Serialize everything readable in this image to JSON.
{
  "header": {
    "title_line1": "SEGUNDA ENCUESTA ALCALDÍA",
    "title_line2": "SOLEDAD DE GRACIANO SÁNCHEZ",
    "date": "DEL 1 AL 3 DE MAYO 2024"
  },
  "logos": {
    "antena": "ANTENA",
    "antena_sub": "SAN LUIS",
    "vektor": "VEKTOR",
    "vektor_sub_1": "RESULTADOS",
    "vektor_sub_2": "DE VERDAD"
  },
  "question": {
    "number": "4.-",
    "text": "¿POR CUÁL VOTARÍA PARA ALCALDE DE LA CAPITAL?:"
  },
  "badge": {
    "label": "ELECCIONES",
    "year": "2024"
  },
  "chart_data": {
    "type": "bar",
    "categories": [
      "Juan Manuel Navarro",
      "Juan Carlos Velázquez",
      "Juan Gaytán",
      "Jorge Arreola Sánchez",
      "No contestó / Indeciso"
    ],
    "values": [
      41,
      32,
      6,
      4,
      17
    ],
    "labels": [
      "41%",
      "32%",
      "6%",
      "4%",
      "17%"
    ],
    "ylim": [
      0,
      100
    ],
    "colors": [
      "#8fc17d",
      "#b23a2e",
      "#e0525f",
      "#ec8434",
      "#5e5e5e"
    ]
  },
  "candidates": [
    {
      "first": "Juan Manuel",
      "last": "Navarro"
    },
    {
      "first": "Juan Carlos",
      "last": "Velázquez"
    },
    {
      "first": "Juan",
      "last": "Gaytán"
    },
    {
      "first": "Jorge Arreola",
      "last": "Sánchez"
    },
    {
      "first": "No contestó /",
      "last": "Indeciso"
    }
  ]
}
---------------
• [EXERCISE DESCRIPTION]: The full set of records should be duplicated exactly.

• [FULL ANSWER]:
Serialize everything readable in this image to JSON.
{
  "header": {
    "title_line1": "SEGUNDA ENCUESTA ALCALDÍA",
    "title_line2": "SOLEDAD DE GRACIANO SÁNCHEZ",
    "date": "DEL 1 AL 3 DE MAYO 2024"
  },
  "logos": {
    "antena": "ANTENA",
    "antena_sub": "SAN LUIS",
    "vektor": "VEKTOR",
    "vektor_sub_1": "RESULTADOS",
    "vektor_sub_2": "DE VERDAD"
  },
  "question": {
    "number": "4.-",
    "text": "¿POR CUÁL VOTARÍA PARA ALCALDE DE LA CAPITAL?:"
  },
  "badge": {
    "label": "ELECCIONES",
    "year": "2024"
  },
  "chart_data": {
    "type": "bar",
    "categories": [
      "Juan Manuel Navarro",
      "Juan Carlos Velázquez",
      "Juan Gaytán",
      "Jorge Arreola Sánchez",
      "No contestó / Indeciso"
    ],
    "values": [
      41,
      32,
      6,
      4,
      17
    ],
    "labels": [
      "41%",
      "32%",
      "6%",
      "4%",
      "17%"
    ],
    "ylim": [
      0,
      100
    ],
    "colors": [
      "#8fc17d",
      "#b23a2e",
      "#e0525f",
      "#ec8434",
      "#5e5e5e"
    ]
  },
  "candidates": [
    {
      "first": "Juan Manuel",
      "last": "Navarro"
    },
    {
      "first": "Juan Carlos",
      "last": "Velázquez"
    },
    {
      "first": "Juan",
      "last": "Gaytán"
    },
    {
      "first": "Jorge Arreola",
      "last": "Sánchez"
    },
    {
      "first": "No contestó /",
      "last": "Indeciso"
    }
  ]
}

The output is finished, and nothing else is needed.